GIVEN ENTRIES »
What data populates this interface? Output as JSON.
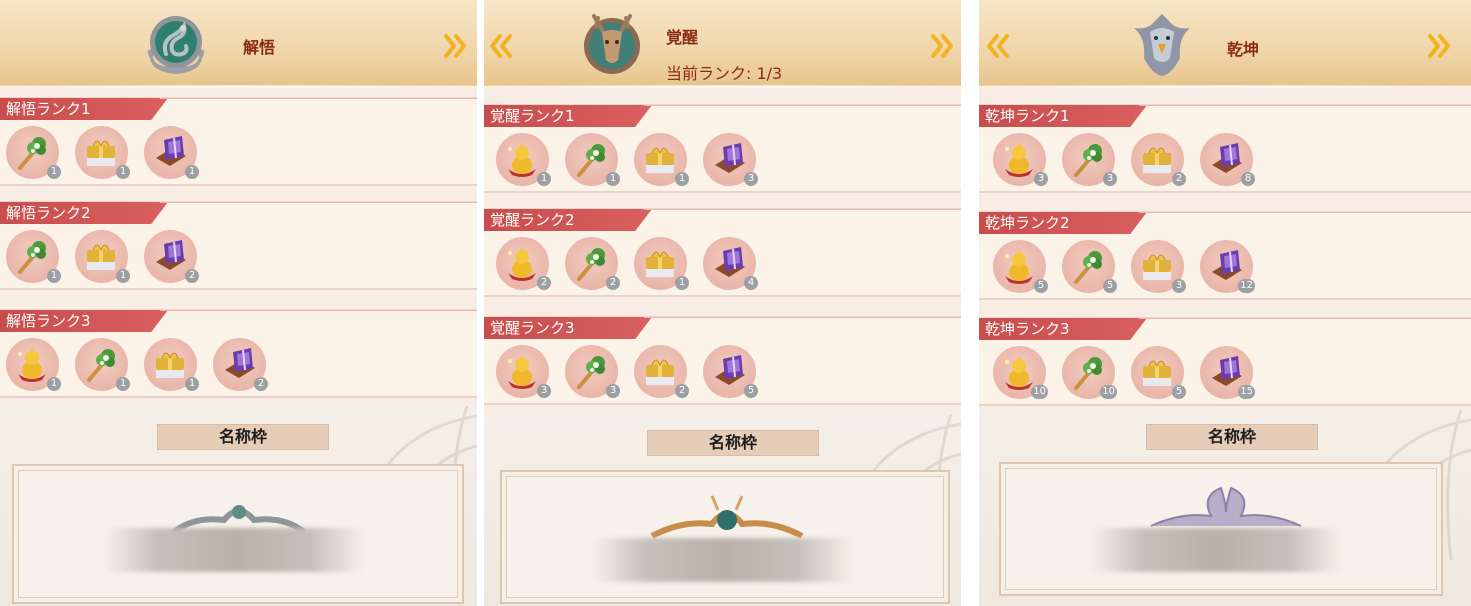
{
  "panels": [
    {
      "title": "解悟",
      "subtitle": "",
      "has_left_arrow": false,
      "has_right_arrow": true,
      "emblem_icon": "serpent-emblem-icon",
      "ranks": [
        {
          "label": "解悟ランク1",
          "items": [
            {
              "icon": "herb-icon",
              "count": "1"
            },
            {
              "icon": "gift-box-icon",
              "count": "1"
            },
            {
              "icon": "purple-book-icon",
              "count": "1"
            }
          ]
        },
        {
          "label": "解悟ランク2",
          "items": [
            {
              "icon": "herb-icon",
              "count": "1"
            },
            {
              "icon": "gift-box-icon",
              "count": "1"
            },
            {
              "icon": "purple-book-icon",
              "count": "2"
            }
          ]
        },
        {
          "label": "解悟ランク3",
          "items": [
            {
              "icon": "golden-figure-icon",
              "count": "1"
            },
            {
              "icon": "herb-icon",
              "count": "1"
            },
            {
              "icon": "gift-box-icon",
              "count": "1"
            },
            {
              "icon": "purple-book-icon",
              "count": "2"
            }
          ]
        }
      ],
      "frame_label": "名称枠"
    },
    {
      "title": "覚醒",
      "subtitle": "当前ランク: 1/3",
      "has_left_arrow": true,
      "has_right_arrow": true,
      "emblem_icon": "deer-emblem-icon",
      "ranks": [
        {
          "label": "覚醒ランク1",
          "items": [
            {
              "icon": "golden-figure-icon",
              "count": "1"
            },
            {
              "icon": "herb-icon",
              "count": "1"
            },
            {
              "icon": "gift-box-icon",
              "count": "1"
            },
            {
              "icon": "purple-book-icon",
              "count": "3"
            }
          ]
        },
        {
          "label": "覚醒ランク2",
          "items": [
            {
              "icon": "golden-figure-icon",
              "count": "2"
            },
            {
              "icon": "herb-icon",
              "count": "2"
            },
            {
              "icon": "gift-box-icon",
              "count": "1"
            },
            {
              "icon": "purple-book-icon",
              "count": "4"
            }
          ]
        },
        {
          "label": "覚醒ランク3",
          "items": [
            {
              "icon": "golden-figure-icon",
              "count": "3"
            },
            {
              "icon": "herb-icon",
              "count": "3"
            },
            {
              "icon": "gift-box-icon",
              "count": "2"
            },
            {
              "icon": "purple-book-icon",
              "count": "5"
            }
          ]
        }
      ],
      "frame_label": "名称枠"
    },
    {
      "title": "乾坤",
      "subtitle": "",
      "has_left_arrow": true,
      "has_right_arrow": true,
      "emblem_icon": "eagle-emblem-icon",
      "ranks": [
        {
          "label": "乾坤ランク1",
          "items": [
            {
              "icon": "golden-figure-icon",
              "count": "3"
            },
            {
              "icon": "herb-icon",
              "count": "3"
            },
            {
              "icon": "gift-box-icon",
              "count": "2"
            },
            {
              "icon": "purple-book-icon",
              "count": "8"
            }
          ]
        },
        {
          "label": "乾坤ランク2",
          "items": [
            {
              "icon": "golden-figure-icon",
              "count": "5"
            },
            {
              "icon": "herb-icon",
              "count": "5"
            },
            {
              "icon": "gift-box-icon",
              "count": "3"
            },
            {
              "icon": "purple-book-icon",
              "count": "12"
            }
          ]
        },
        {
          "label": "乾坤ランク3",
          "items": [
            {
              "icon": "golden-figure-icon",
              "count": "10"
            },
            {
              "icon": "herb-icon",
              "count": "10"
            },
            {
              "icon": "gift-box-icon",
              "count": "5"
            },
            {
              "icon": "purple-book-icon",
              "count": "15"
            }
          ]
        }
      ],
      "frame_label": "名称枠"
    }
  ],
  "colors": {
    "title_red": "#8a2c12",
    "rank_tab_red": "#cc5252",
    "item_circle": "#ebb9ad",
    "count_badge": "#9c9fa3",
    "arrow_gold": "#f2b321"
  }
}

EXERCISE INSTRUCTIONS » All preceding records should be duplicated verbatim, images excepted.

RESULT OF THIS EXERCISE »
What data populates this interface? Output as JSON.
{
  "panels": [
    {
      "title": "解悟",
      "subtitle": "",
      "has_left_arrow": false,
      "has_right_arrow": true,
      "emblem_icon": "serpent-emblem-icon",
      "ranks": [
        {
          "label": "解悟ランク1",
          "items": [
            {
              "icon": "herb-icon",
              "count": "1"
            },
            {
              "icon": "gift-box-icon",
              "count": "1"
            },
            {
              "icon": "purple-book-icon",
              "count": "1"
            }
          ]
        },
        {
          "label": "解悟ランク2",
          "items": [
            {
              "icon": "herb-icon",
              "count": "1"
            },
            {
              "icon": "gift-box-icon",
              "count": "1"
            },
            {
              "icon": "purple-book-icon",
              "count": "2"
            }
          ]
        },
        {
          "label": "解悟ランク3",
          "items": [
            {
              "icon": "golden-figure-icon",
              "count": "1"
            },
            {
              "icon": "herb-icon",
              "count": "1"
            },
            {
              "icon": "gift-box-icon",
              "count": "1"
            },
            {
              "icon": "purple-book-icon",
              "count": "2"
            }
          ]
        }
      ],
      "frame_label": "名称枠"
    },
    {
      "title": "覚醒",
      "subtitle": "当前ランク: 1/3",
      "has_left_arrow": true,
      "has_right_arrow": true,
      "emblem_icon": "deer-emblem-icon",
      "ranks": [
        {
          "label": "覚醒ランク1",
          "items": [
            {
              "icon": "golden-figure-icon",
              "count": "1"
            },
            {
              "icon": "herb-icon",
              "count": "1"
            },
            {
              "icon": "gift-box-icon",
              "count": "1"
            },
            {
              "icon": "purple-book-icon",
              "count": "3"
            }
          ]
        },
        {
          "label": "覚醒ランク2",
          "items": [
            {
              "icon": "golden-figure-icon",
              "count": "2"
            },
            {
              "icon": "herb-icon",
              "count": "2"
            },
            {
              "icon": "gift-box-icon",
              "count": "1"
            },
            {
              "icon": "purple-book-icon",
              "count": "4"
            }
          ]
        },
        {
          "label": "覚醒ランク3",
          "items": [
            {
              "icon": "golden-figure-icon",
              "count": "3"
            },
            {
              "icon": "herb-icon",
              "count": "3"
            },
            {
              "icon": "gift-box-icon",
              "count": "2"
            },
            {
              "icon": "purple-book-icon",
              "count": "5"
            }
          ]
        }
      ],
      "frame_label": "名称枠"
    },
    {
      "title": "乾坤",
      "subtitle": "",
      "has_left_arrow": true,
      "has_right_arrow": true,
      "emblem_icon": "eagle-emblem-icon",
      "ranks": [
        {
          "label": "乾坤ランク1",
          "items": [
            {
              "icon": "golden-figure-icon",
              "count": "3"
            },
            {
              "icon": "herb-icon",
              "count": "3"
            },
            {
              "icon": "gift-box-icon",
              "count": "2"
            },
            {
              "icon": "purple-book-icon",
              "count": "8"
            }
          ]
        },
        {
          "label": "乾坤ランク2",
          "items": [
            {
              "icon": "golden-figure-icon",
              "count": "5"
            },
            {
              "icon": "herb-icon",
              "count": "5"
            },
            {
              "icon": "gift-box-icon",
              "count": "3"
            },
            {
              "icon": "purple-book-icon",
              "count": "12"
            }
          ]
        },
        {
          "label": "乾坤ランク3",
          "items": [
            {
              "icon": "golden-figure-icon",
              "count": "10"
            },
            {
              "icon": "herb-icon",
              "count": "10"
            },
            {
              "icon": "gift-box-icon",
              "count": "5"
            },
            {
              "icon": "purple-book-icon",
              "count": "15"
            }
          ]
        }
      ],
      "frame_label": "名称枠"
    }
  ],
  "colors": {
    "title_red": "#8a2c12",
    "rank_tab_red": "#cc5252",
    "item_circle": "#ebb9ad",
    "count_badge": "#9c9fa3",
    "arrow_gold": "#f2b321"
  }
}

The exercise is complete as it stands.